Passage to read →
Commandant of the United States Coast Guard
- In office 25 May 2006 – 25 May 2010
- President: George W. Bush Barack Obama
- Preceded by: Thomas H. Collins
- Succeeded by: Robert Papp

Personal details
- Born: Thad William Allen 16 January 1949 (age 77) Los Angeles, California, U.S.
- Spouse: Pamela Hess
- Education: United States Coast Guard Academy George Washington University (MPA) Massachusetts Institute of Technology (MA)
- Awards: Homeland Security Distinguished Service Medal (2) Defense Distinguished Service Medal Coast Guard Distinguished Service Medal (3) Legion of Merit Meritorious Service Medal (3)

Military service
- Allegiance: United States
- Branch/service: United States Coast Guard
- Years of service: 1971–2010
- Rank: Admiral
- Commands: Commandant of the Coast Guard Deepwater Horizon Unified Command
- Battles/wars: September 11 attacks Deepwater Horizon oil spill

= Thad Allen =

United States Coast Guard admiral (born 1949)

Dataset extract →
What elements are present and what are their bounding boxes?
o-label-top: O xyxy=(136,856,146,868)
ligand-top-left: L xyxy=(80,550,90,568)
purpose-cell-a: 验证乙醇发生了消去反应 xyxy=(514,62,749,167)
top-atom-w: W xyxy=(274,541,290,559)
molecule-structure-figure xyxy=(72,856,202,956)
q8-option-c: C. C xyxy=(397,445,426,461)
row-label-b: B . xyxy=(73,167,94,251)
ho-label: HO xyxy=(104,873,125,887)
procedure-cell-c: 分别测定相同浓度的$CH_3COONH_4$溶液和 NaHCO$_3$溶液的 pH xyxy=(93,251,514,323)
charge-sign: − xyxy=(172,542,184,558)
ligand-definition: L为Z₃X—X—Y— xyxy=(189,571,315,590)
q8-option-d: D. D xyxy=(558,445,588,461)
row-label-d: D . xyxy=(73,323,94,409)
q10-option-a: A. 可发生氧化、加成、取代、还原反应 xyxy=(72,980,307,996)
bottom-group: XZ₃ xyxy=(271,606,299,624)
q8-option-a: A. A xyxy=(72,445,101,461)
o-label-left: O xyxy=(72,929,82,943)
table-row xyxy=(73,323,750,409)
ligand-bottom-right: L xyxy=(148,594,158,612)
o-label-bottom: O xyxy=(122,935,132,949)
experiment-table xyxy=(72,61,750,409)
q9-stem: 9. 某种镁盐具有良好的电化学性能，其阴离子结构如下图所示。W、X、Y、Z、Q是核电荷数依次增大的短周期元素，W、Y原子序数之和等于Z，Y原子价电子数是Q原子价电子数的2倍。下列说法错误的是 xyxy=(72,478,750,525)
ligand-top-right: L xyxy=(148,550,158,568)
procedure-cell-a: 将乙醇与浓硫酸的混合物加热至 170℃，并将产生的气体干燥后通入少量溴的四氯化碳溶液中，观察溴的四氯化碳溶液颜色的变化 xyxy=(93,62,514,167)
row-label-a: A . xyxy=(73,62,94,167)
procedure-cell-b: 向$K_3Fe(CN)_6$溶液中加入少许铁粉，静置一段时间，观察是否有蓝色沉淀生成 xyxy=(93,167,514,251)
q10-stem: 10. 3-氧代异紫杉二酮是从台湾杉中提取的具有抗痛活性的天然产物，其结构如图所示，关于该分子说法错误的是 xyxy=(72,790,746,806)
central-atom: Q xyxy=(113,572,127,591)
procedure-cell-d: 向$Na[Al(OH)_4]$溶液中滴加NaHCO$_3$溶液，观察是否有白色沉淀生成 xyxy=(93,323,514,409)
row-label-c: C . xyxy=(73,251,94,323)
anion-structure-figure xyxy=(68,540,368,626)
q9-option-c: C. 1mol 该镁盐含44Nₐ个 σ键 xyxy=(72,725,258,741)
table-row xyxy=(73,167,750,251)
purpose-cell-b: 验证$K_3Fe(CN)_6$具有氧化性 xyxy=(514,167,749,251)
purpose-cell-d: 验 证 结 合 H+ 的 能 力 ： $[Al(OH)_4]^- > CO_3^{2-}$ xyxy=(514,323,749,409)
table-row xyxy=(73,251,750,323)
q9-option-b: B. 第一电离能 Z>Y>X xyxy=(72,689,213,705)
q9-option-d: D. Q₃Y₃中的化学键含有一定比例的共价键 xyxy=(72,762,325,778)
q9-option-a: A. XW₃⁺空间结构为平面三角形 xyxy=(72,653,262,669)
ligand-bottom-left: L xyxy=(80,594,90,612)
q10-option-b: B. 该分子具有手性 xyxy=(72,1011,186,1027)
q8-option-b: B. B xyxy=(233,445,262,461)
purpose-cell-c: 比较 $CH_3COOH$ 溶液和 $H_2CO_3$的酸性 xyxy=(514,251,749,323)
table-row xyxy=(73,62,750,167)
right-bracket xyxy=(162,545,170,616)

What you have to do →
Answer these three questions from the profile of Thad Allen:
1. Who preceded him as Commandant of the Coast Guard?
2. In what city was he born?
3. What were his years of service?
The lines stand apart from the profile of Thad Allen and are separate material.

Expected answer →
1. Thomas H. Collins
2. Los Angeles, California
3. 1971–2010